> [Given task]:
Pictures do not belong in the copy. Return all of the entries exactly.

[Items from a data source]
[BEGIN]

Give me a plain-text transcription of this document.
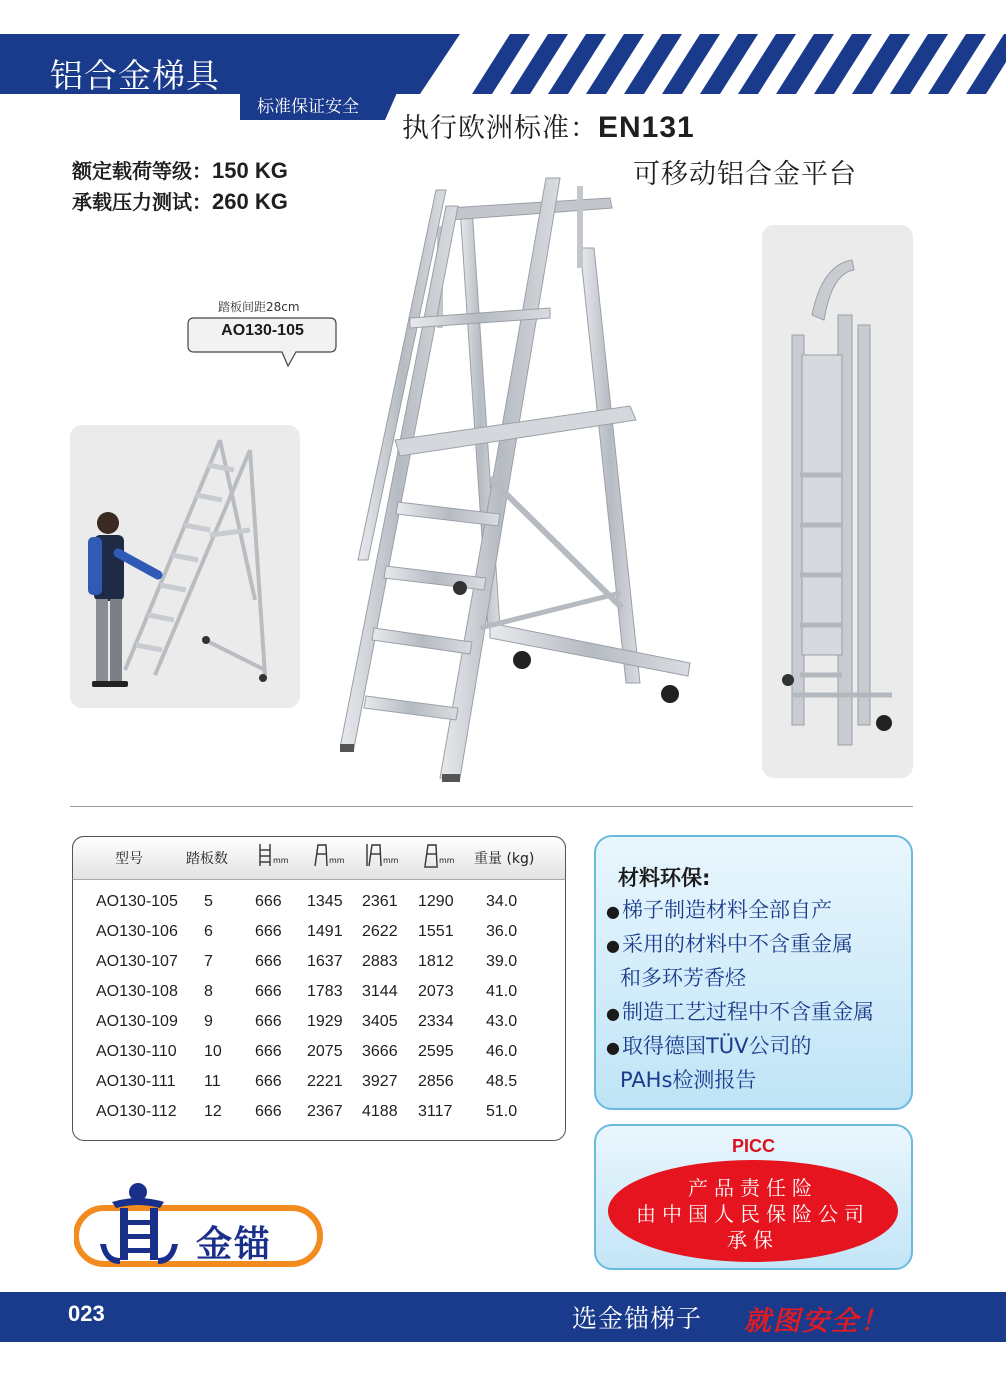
铝合金梯具
标准保证安全
执行欧洲标准：EN131
可移动铝合金平台
额定载荷等级：150 KG
承载压力测试：260 KG
踏板间距28cm
AO130-105
型号	踏板数	mm	mm	mm	mm 重量 (kg)
AO130-105 5	666 1345 2361 1290 34.0
AO130-106 6	666 1491 2622 1551 36.0
AO130-107 7	666 1637 2883 1812 39.0
AO130-108 8	666 1783 3144 2073 41.0
AO130-109 9	666 1929 3405 2334 43.0
AO130-110 10 666 2075 3666 2595 46.0
AO130-111 11 666 2221 3927 2856 48.5
AO130-112 12 666 2367 4188 3117 51.0
材料环保:
●梯子制造材料全部自产
●采用的材料中不含重金属
和多环芳香烃
●制造工艺过程中不含重金属
●取得德国TÜV公司的
PAHs检测报告
PICC
产品责任险
由中国人民保险公司
承保
金锚
023	选金锚梯子 就图安全！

[END]

> [Response to the task]:
Give me a plain-text transcription of this document.
铝合金梯具
标准保证安全
执行欧洲标准：EN131
可移动铝合金平台
额定载荷等级：150 KG
承载压力测试：260 KG
踏板间距28cm
AO130-105
型号	踏板数	mm	mm	mm	mm 重量 (kg)
AO130-105 5	666 1345 2361 1290 34.0
AO130-106 6	666 1491 2622 1551 36.0
AO130-107 7	666 1637 2883 1812 39.0
AO130-108 8	666 1783 3144 2073 41.0
AO130-109 9	666 1929 3405 2334 43.0
AO130-110 10 666 2075 3666 2595 46.0
AO130-111 11 666 2221 3927 2856 48.5
AO130-112 12 666 2367 4188 3117 51.0
材料环保:
●梯子制造材料全部自产
●采用的材料中不含重金属
和多环芳香烃
●制造工艺过程中不含重金属
●取得德国TÜV公司的
PAHs检测报告
PICC
产品责任险
由中国人民保险公司
承保
金锚
023	选金锚梯子 就图安全！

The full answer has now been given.